→ AIM OF THE EXERCISE: Gather up every line from the entries below that uses the word "annotation".

→ EXERCISE MATERIAL:
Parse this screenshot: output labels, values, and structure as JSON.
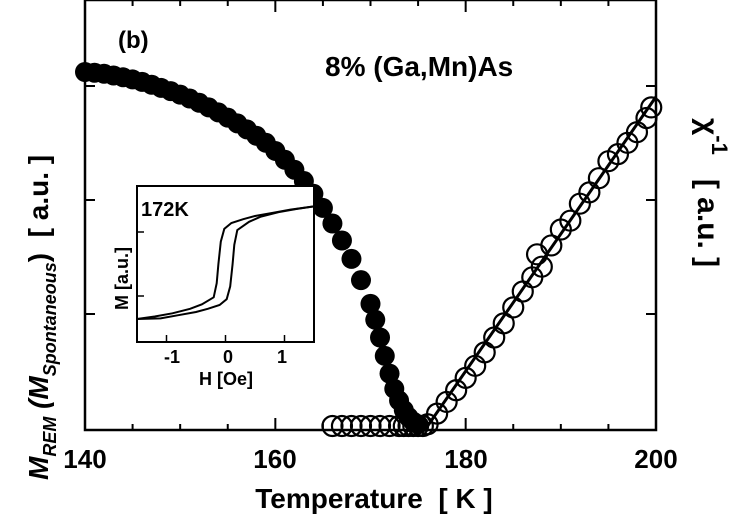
{
  "chart_data": [
    {
      "type": "scatter",
      "panel_label": "(b)",
      "annotation": "8% (Ga,Mn)As",
      "xlabel": "Temperature  [ K ]",
      "ylabel_left": {
        "main": "M",
        "main_sub": "REM",
        "paren_open": " (M",
        "paren_sub": "Spontaneous",
        "paren_close": ")  [ a.u. ]"
      },
      "ylabel_right": {
        "chi": "χ",
        "exp": "-1",
        "unit": "[ a.u. ]"
      },
      "xlim": [
        140,
        200
      ],
      "xticks": [
        "140",
        "160",
        "180",
        "200"
      ],
      "yaxis_left": "a.u. (no tick labels)",
      "yaxis_right": "a.u. (no tick labels)",
      "series": [
        {
          "marker": "filled-circle",
          "x": [
            140,
            141,
            142,
            143,
            144,
            145,
            146,
            147,
            148,
            149,
            150,
            151,
            152,
            153,
            154,
            155,
            156,
            157,
            158,
            159,
            160,
            161,
            162,
            163,
            164,
            165,
            166,
            167,
            168,
            169,
            170,
            170.5,
            171,
            171.5,
            172,
            172.5,
            173,
            173.5,
            174,
            174.5,
            175
          ],
          "y": [
            1.0,
            0.998,
            0.995,
            0.99,
            0.985,
            0.979,
            0.972,
            0.964,
            0.955,
            0.946,
            0.936,
            0.925,
            0.913,
            0.9,
            0.886,
            0.871,
            0.855,
            0.838,
            0.82,
            0.8,
            0.777,
            0.752,
            0.724,
            0.692,
            0.656,
            0.616,
            0.572,
            0.524,
            0.472,
            0.412,
            0.345,
            0.3,
            0.25,
            0.198,
            0.148,
            0.105,
            0.072,
            0.045,
            0.025,
            0.012,
            0.005
          ]
        },
        {
          "marker": "open-circle",
          "x": [
            166,
            167,
            168,
            169,
            170,
            171,
            172,
            173,
            173.5,
            174,
            174.5,
            175,
            175.5,
            176,
            177,
            178,
            179,
            180,
            181,
            182,
            183,
            184,
            185,
            186,
            187,
            187.5,
            188,
            189,
            190,
            191,
            192,
            193,
            194,
            195,
            196,
            197,
            198,
            199,
            199.5
          ],
          "y": [
            0.0,
            0.0,
            0.0,
            0.0,
            0.0,
            0.0,
            0.0,
            0.0,
            0.0,
            0.0,
            0.0,
            0.0,
            0.0,
            0.005,
            0.035,
            0.068,
            0.101,
            0.136,
            0.17,
            0.208,
            0.25,
            0.29,
            0.335,
            0.38,
            0.42,
            0.485,
            0.45,
            0.51,
            0.555,
            0.58,
            0.628,
            0.66,
            0.7,
            0.748,
            0.768,
            0.8,
            0.83,
            0.87,
            0.9
          ]
        },
        {
          "marker": "solid-line-fit",
          "x": [
            176,
            200
          ],
          "y": [
            0.0,
            0.93
          ]
        }
      ]
    },
    {
      "type": "line",
      "inset": true,
      "annotation": "172K",
      "xlabel": "H [Oe]",
      "ylabel": "M [a.u.]",
      "xlim": [
        -1.5,
        1.5
      ],
      "ylim": [
        -1.0,
        1.0
      ],
      "xticks": [
        "-1",
        "0",
        "1"
      ],
      "series": [
        {
          "name": "",
          "x": [
            -1.5,
            -1.2,
            -0.9,
            -0.6,
            -0.4,
            -0.2,
            -0.15,
            -0.12,
            -0.08,
            -0.02,
            0.1,
            0.3,
            0.5,
            0.8,
            1.1,
            1.5
          ],
          "y": [
            -0.86,
            -0.82,
            -0.77,
            -0.7,
            -0.63,
            -0.52,
            -0.3,
            0.0,
            0.35,
            0.55,
            0.64,
            0.7,
            0.75,
            0.8,
            0.85,
            0.9
          ]
        },
        {
          "name": "",
          "x": [
            1.5,
            1.2,
            0.9,
            0.6,
            0.4,
            0.2,
            0.15,
            0.12,
            0.08,
            0.02,
            -0.1,
            -0.3,
            -0.5,
            -0.8,
            -1.1,
            -1.5
          ],
          "y": [
            0.9,
            0.86,
            0.81,
            0.74,
            0.66,
            0.53,
            0.3,
            0.0,
            -0.35,
            -0.55,
            -0.64,
            -0.7,
            -0.75,
            -0.8,
            -0.85,
            -0.86
          ]
        }
      ]
    }
  ]
}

→ TASK RESULT:
      "annotation": "8% (Ga,Mn)As",
      "annotation": "172K",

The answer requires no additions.